» **Goal**
Give only the number of lines in the data that include the string "YEARLING".
— BEGIN Provided records —
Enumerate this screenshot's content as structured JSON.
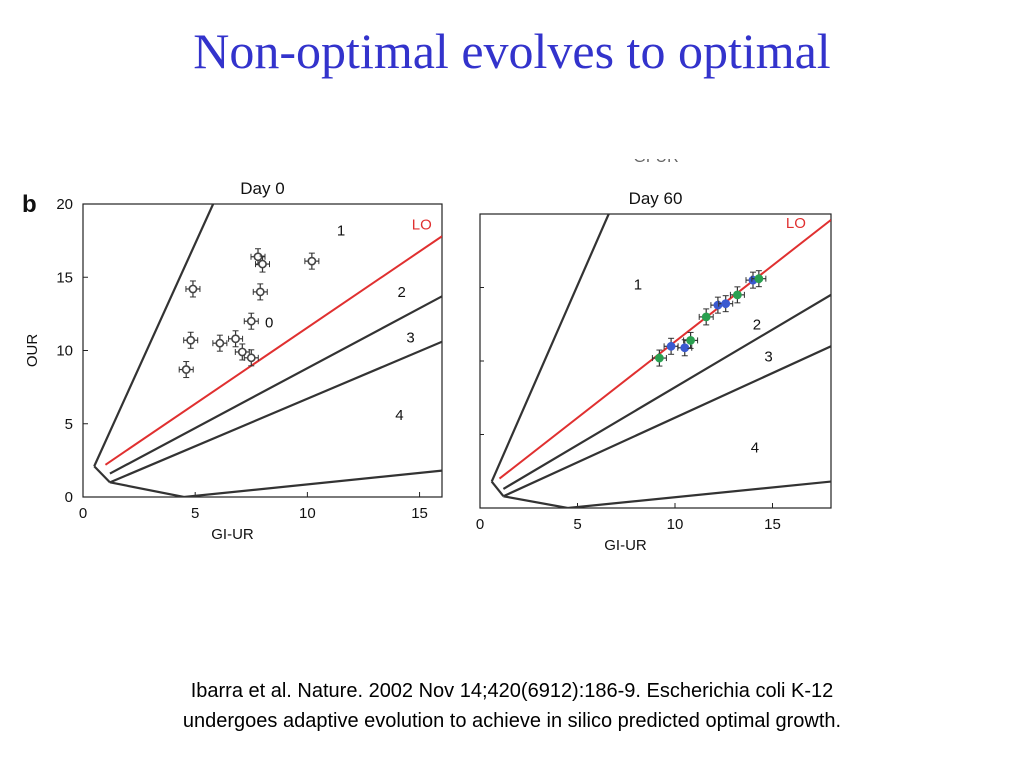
{
  "slide": {
    "title": "Non-optimal evolves to optimal",
    "citation_line1": "Ibarra et al.  Nature. 2002 Nov 14;420(6912):186-9. Escherichia coli K-12",
    "citation_line2": "undergoes adaptive evolution to achieve in silico predicted optimal growth."
  },
  "figure": {
    "panel_letter": "b",
    "clipped_header": "GI-UR"
  },
  "colors": {
    "title": "#3333cc",
    "lo_line": "#e03030",
    "boundary_lines": "#333333",
    "points_day0": "#444444",
    "points_day60_blue": "#3a5ad0",
    "points_day60_green": "#2aa050"
  },
  "chart_data": [
    {
      "type": "scatter",
      "title": "Day 0",
      "xlabel": "GI-UR",
      "ylabel": "OUR",
      "xlim": [
        0,
        16
      ],
      "ylim": [
        0,
        20
      ],
      "xticks": [
        0,
        5,
        10,
        15
      ],
      "yticks": [
        0,
        5,
        10,
        15,
        20
      ],
      "grid": false,
      "points": [
        {
          "x": 4.6,
          "y": 8.7
        },
        {
          "x": 4.8,
          "y": 10.7
        },
        {
          "x": 4.9,
          "y": 14.2
        },
        {
          "x": 6.1,
          "y": 10.5
        },
        {
          "x": 6.8,
          "y": 10.8
        },
        {
          "x": 7.1,
          "y": 9.9
        },
        {
          "x": 7.5,
          "y": 9.5
        },
        {
          "x": 7.5,
          "y": 12.0
        },
        {
          "x": 7.9,
          "y": 14.0
        },
        {
          "x": 7.8,
          "y": 16.4
        },
        {
          "x": 8.0,
          "y": 15.9
        },
        {
          "x": 10.2,
          "y": 16.1
        }
      ],
      "lines": [
        {
          "name": "LO",
          "points": [
            [
              1.0,
              2.2
            ],
            [
              16.0,
              17.8
            ]
          ]
        },
        {
          "points": [
            [
              1.2,
              1.6
            ],
            [
              16.0,
              13.7
            ]
          ]
        },
        {
          "points": [
            [
              1.2,
              1.0
            ],
            [
              16.0,
              10.6
            ]
          ]
        },
        {
          "points": [
            [
              4.5,
              0.0
            ],
            [
              16.0,
              1.8
            ]
          ]
        },
        {
          "points": [
            [
              0.5,
              2.1
            ],
            [
              5.8,
              20.0
            ]
          ]
        },
        {
          "points": [
            [
              0.5,
              2.1
            ],
            [
              1.2,
              1.0
            ]
          ]
        },
        {
          "points": [
            [
              1.2,
              1.0
            ],
            [
              4.5,
              0.0
            ]
          ]
        }
      ],
      "region_labels": [
        {
          "text": "1",
          "x": 11.5,
          "y": 18.2
        },
        {
          "text": "2",
          "x": 14.2,
          "y": 14.0
        },
        {
          "text": "3",
          "x": 14.6,
          "y": 10.9
        },
        {
          "text": "4",
          "x": 14.1,
          "y": 5.6
        },
        {
          "text": "0",
          "x": 8.3,
          "y": 11.9
        }
      ],
      "annotations": [
        {
          "text": "LO",
          "x": 15.1,
          "y": 18.6
        }
      ]
    },
    {
      "type": "scatter",
      "title": "Day 60",
      "xlabel": "GI-UR",
      "ylabel": "",
      "xlim": [
        0,
        18
      ],
      "ylim": [
        0,
        20
      ],
      "xticks": [
        0,
        5,
        10,
        15
      ],
      "yticks": [],
      "grid": false,
      "points": [
        {
          "x": 9.2,
          "y": 10.2,
          "color": "green"
        },
        {
          "x": 9.8,
          "y": 11.0,
          "color": "blue"
        },
        {
          "x": 10.5,
          "y": 10.9,
          "color": "blue"
        },
        {
          "x": 10.8,
          "y": 11.4,
          "color": "green"
        },
        {
          "x": 11.6,
          "y": 13.0,
          "color": "green"
        },
        {
          "x": 12.2,
          "y": 13.8,
          "color": "blue"
        },
        {
          "x": 12.6,
          "y": 13.9,
          "color": "blue"
        },
        {
          "x": 13.2,
          "y": 14.5,
          "color": "green"
        },
        {
          "x": 14.0,
          "y": 15.5,
          "color": "blue"
        },
        {
          "x": 14.3,
          "y": 15.6,
          "color": "green"
        }
      ],
      "lines": [
        {
          "name": "LO",
          "points": [
            [
              1.0,
              2.0
            ],
            [
              18.0,
              19.6
            ]
          ]
        },
        {
          "points": [
            [
              1.2,
              1.3
            ],
            [
              18.0,
              14.5
            ]
          ]
        },
        {
          "points": [
            [
              1.2,
              0.8
            ],
            [
              18.0,
              11.0
            ]
          ]
        },
        {
          "points": [
            [
              4.5,
              0.0
            ],
            [
              18.0,
              1.8
            ]
          ]
        },
        {
          "points": [
            [
              0.6,
              1.8
            ],
            [
              6.6,
              20.0
            ]
          ]
        },
        {
          "points": [
            [
              0.6,
              1.8
            ],
            [
              1.2,
              0.8
            ]
          ]
        },
        {
          "points": [
            [
              1.2,
              0.8
            ],
            [
              4.5,
              0.0
            ]
          ]
        }
      ],
      "region_labels": [
        {
          "text": "1",
          "x": 8.1,
          "y": 15.2
        },
        {
          "text": "2",
          "x": 14.2,
          "y": 12.5
        },
        {
          "text": "3",
          "x": 14.8,
          "y": 10.3
        },
        {
          "text": "4",
          "x": 14.1,
          "y": 4.1
        }
      ],
      "annotations": [
        {
          "text": "LO",
          "x": 16.2,
          "y": 19.4
        }
      ]
    }
  ]
}
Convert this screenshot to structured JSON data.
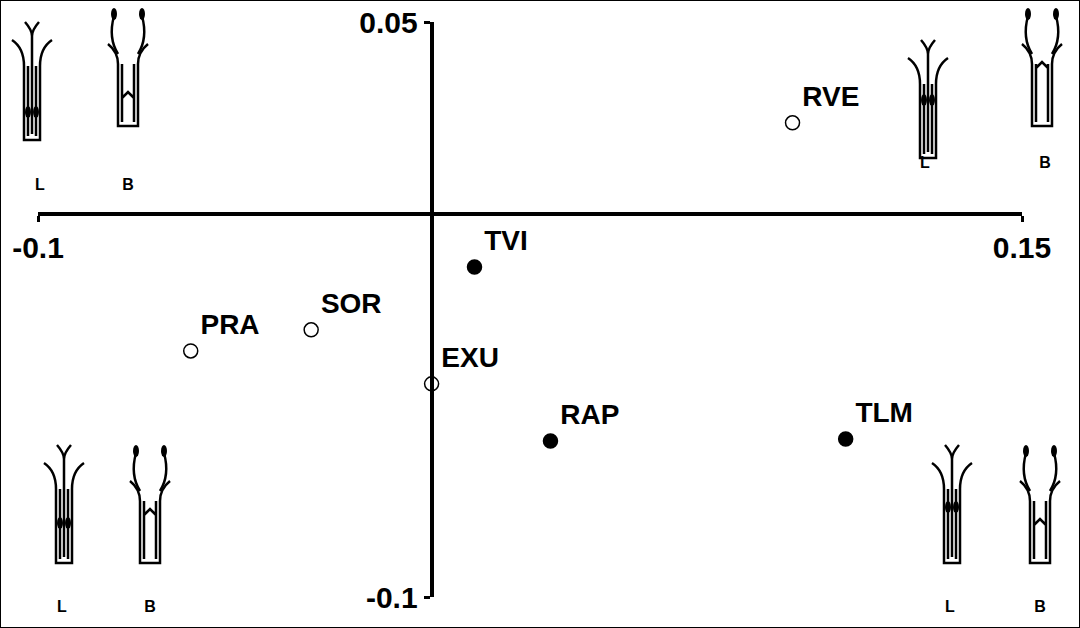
{
  "chart_data": {
    "type": "scatter",
    "xlim": [
      -0.1,
      0.15
    ],
    "ylim": [
      -0.1,
      0.05
    ],
    "xticks": [
      -0.1,
      0.15
    ],
    "yticks": [
      -0.1,
      0.05
    ],
    "grid": false,
    "series": [
      {
        "marker": "circle-open",
        "color": "#000000",
        "labels": [
          "RVE",
          "PRA",
          "SOR",
          "EXU"
        ],
        "x": [
          0.0917,
          -0.0612,
          -0.0306,
          0.0
        ],
        "y": [
          0.0237,
          -0.0358,
          -0.0303,
          -0.0444
        ]
      },
      {
        "marker": "circle",
        "color": "#000000",
        "labels": [
          "TVI",
          "RAP",
          "TLM"
        ],
        "x": [
          0.0109,
          0.0302,
          0.1052
        ],
        "y": [
          -0.0139,
          -0.0593,
          -0.0588
        ]
      }
    ],
    "icon_labels": [
      "L",
      "B"
    ]
  }
}
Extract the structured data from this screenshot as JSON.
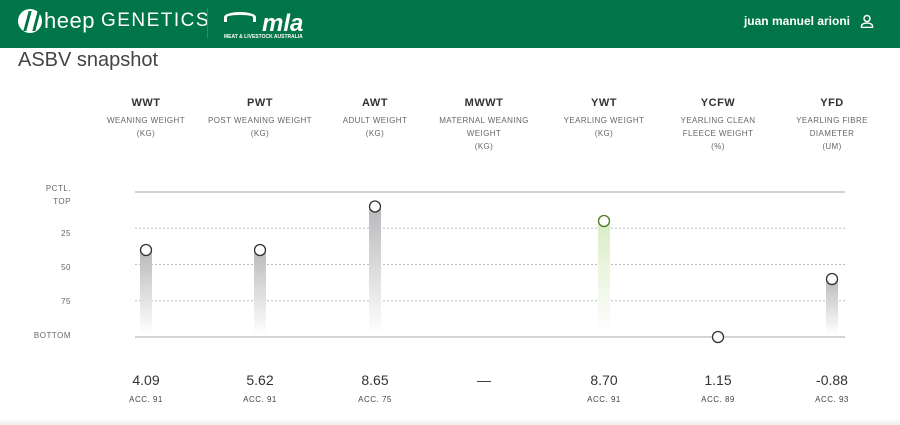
{
  "header": {
    "brand": "heep",
    "brand_suffix": "GENETICS",
    "partner_logo": "mla",
    "partner_sub": "MEAT & LIVESTOCK AUSTRALIA",
    "user_name": "juan manuel arioni",
    "user_icon": "user-icon",
    "bg": "#00754a"
  },
  "title": "ASBV snapshot",
  "chart_data": {
    "type": "lollipop",
    "y_axis": {
      "label_top": "PCTL.",
      "ticks": [
        "TOP",
        "25",
        "50",
        "75",
        "BOTTOM"
      ],
      "tick_values": [
        0,
        25,
        50,
        75,
        100
      ],
      "range": [
        0,
        100
      ]
    },
    "traits": [
      {
        "code": "WWT",
        "desc": "WEANING WEIGHT",
        "unit": "(KG)",
        "percentile": 40,
        "value": "4.09",
        "acc": "ACC. 91",
        "highlight": false
      },
      {
        "code": "PWT",
        "desc": "POST WEANING WEIGHT",
        "unit": "(KG)",
        "percentile": 40,
        "value": "5.62",
        "acc": "ACC. 91",
        "highlight": false
      },
      {
        "code": "AWT",
        "desc": "ADULT WEIGHT",
        "unit": "(KG)",
        "percentile": 10,
        "value": "8.65",
        "acc": "ACC. 75",
        "highlight": false
      },
      {
        "code": "MWWT",
        "desc": "MATERNAL WEANING WEIGHT",
        "unit": "(KG)",
        "percentile": null,
        "value": "—",
        "acc": "",
        "highlight": false
      },
      {
        "code": "YWT",
        "desc": "YEARLING WEIGHT",
        "unit": "(KG)",
        "percentile": 20,
        "value": "8.70",
        "acc": "ACC. 91",
        "highlight": true
      },
      {
        "code": "YCFW",
        "desc": "YEARLING CLEAN FLEECE WEIGHT",
        "unit": "(%)",
        "percentile": 100,
        "value": "1.15",
        "acc": "ACC. 89",
        "highlight": false
      },
      {
        "code": "YFD",
        "desc": "YEARLING FIBRE DIAMETER",
        "unit": "(UM)",
        "percentile": 60,
        "value": "-0.88",
        "acc": "ACC. 93",
        "highlight": false
      }
    ],
    "colors": {
      "stem": "#b8b9bc",
      "highlight": "#4a7a1e",
      "highlight_stem": "#d9ecc6"
    }
  }
}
— END Provided records —
» **Solution to the exercise**
3